• Problem to work on: Pull every line containing "oder" out of the listing below.

• Information:
┌────────

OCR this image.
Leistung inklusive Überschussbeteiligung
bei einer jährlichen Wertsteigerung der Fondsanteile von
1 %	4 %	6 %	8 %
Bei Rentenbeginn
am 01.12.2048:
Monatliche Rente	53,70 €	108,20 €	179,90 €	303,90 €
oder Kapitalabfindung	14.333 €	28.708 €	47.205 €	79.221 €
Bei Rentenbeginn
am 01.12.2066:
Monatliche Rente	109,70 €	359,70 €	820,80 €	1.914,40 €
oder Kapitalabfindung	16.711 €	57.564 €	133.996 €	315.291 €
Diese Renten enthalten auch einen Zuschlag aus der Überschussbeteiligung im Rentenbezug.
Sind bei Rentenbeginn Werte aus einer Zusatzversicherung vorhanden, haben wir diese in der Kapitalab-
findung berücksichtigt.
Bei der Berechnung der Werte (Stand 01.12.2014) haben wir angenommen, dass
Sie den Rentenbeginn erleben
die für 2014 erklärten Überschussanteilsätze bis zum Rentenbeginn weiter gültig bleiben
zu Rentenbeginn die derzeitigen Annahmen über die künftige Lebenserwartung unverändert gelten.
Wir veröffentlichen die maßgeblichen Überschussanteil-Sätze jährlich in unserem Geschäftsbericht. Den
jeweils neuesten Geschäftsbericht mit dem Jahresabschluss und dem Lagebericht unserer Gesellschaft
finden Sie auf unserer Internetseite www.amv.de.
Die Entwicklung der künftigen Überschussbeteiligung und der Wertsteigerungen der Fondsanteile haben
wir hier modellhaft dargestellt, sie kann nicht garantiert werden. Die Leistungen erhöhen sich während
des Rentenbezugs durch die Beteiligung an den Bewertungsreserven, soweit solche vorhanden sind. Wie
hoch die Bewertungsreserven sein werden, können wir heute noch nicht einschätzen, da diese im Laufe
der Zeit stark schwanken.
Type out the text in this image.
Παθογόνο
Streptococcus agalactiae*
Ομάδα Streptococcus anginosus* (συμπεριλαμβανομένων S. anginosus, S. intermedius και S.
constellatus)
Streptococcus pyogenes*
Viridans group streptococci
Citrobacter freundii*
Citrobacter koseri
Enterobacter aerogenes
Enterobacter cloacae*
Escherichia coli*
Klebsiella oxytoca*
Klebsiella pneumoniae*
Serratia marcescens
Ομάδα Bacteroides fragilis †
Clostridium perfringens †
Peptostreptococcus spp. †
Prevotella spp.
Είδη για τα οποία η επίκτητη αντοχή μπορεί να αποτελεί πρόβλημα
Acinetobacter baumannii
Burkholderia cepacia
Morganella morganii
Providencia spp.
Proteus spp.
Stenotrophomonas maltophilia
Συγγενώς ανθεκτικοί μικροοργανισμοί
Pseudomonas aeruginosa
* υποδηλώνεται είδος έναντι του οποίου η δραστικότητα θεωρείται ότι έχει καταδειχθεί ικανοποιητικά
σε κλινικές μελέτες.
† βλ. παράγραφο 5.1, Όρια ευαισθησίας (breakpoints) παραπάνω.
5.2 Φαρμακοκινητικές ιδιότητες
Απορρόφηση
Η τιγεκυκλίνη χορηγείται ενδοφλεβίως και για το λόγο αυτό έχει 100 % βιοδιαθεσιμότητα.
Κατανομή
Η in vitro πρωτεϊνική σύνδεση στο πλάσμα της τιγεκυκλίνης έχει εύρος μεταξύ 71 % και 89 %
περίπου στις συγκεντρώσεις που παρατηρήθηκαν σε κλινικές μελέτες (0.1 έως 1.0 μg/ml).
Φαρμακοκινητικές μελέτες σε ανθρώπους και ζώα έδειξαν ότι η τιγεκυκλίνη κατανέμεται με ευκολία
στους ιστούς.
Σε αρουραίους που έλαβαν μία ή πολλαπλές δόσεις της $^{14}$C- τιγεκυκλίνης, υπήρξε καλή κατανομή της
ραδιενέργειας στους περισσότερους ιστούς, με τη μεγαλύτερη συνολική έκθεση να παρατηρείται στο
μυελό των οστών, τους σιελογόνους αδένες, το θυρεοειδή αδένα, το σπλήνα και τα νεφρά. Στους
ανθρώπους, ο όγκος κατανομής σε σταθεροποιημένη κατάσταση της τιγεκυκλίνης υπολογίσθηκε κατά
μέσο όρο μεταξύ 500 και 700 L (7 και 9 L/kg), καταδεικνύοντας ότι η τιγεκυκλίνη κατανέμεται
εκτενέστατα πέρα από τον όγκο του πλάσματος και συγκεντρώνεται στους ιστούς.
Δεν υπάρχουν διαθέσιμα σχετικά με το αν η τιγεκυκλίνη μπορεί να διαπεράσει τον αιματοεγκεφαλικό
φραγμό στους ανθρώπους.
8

└────────

• Solution:
oder Kapitalabfindung	14.333 €	28.708 €	47.205 €	79.221 €
oder Kapitalabfindung	16.711 €	57.564 €	133.996 €	315.291 €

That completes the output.